To do
Below are some records. How many of their lines contain the string "durable"? Give the number only.

Data entries
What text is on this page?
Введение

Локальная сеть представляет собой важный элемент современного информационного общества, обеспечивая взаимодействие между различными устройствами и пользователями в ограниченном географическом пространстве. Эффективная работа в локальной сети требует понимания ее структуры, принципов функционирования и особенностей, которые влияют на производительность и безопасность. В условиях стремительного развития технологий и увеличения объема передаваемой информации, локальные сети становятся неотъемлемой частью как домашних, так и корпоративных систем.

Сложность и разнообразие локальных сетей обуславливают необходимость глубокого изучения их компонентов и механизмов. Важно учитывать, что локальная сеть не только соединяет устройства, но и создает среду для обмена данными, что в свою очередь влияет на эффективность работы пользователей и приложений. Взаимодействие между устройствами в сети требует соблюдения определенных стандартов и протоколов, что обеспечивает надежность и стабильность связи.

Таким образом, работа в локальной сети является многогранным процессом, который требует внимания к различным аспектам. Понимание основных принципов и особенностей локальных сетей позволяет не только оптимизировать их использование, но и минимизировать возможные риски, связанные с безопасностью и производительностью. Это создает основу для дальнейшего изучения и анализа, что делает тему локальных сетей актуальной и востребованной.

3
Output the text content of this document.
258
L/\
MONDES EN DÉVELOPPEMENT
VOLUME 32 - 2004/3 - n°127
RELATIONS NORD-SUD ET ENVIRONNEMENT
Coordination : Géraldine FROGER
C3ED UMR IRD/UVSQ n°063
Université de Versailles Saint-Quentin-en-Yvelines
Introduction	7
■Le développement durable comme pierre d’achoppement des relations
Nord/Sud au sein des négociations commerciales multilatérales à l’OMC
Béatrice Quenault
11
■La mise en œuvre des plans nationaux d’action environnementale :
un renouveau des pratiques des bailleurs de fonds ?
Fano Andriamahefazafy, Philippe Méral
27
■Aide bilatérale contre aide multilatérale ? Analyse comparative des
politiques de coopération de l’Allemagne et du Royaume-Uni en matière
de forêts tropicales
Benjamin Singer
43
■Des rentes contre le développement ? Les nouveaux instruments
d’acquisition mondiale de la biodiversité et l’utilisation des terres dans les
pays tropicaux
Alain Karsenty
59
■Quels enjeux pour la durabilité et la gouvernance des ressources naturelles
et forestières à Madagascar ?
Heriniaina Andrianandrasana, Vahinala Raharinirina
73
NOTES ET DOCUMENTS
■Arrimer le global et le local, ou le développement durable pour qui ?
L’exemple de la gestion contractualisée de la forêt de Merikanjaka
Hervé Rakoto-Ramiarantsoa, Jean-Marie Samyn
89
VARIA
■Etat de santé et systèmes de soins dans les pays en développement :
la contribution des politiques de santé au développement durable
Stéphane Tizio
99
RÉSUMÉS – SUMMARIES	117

Answer
3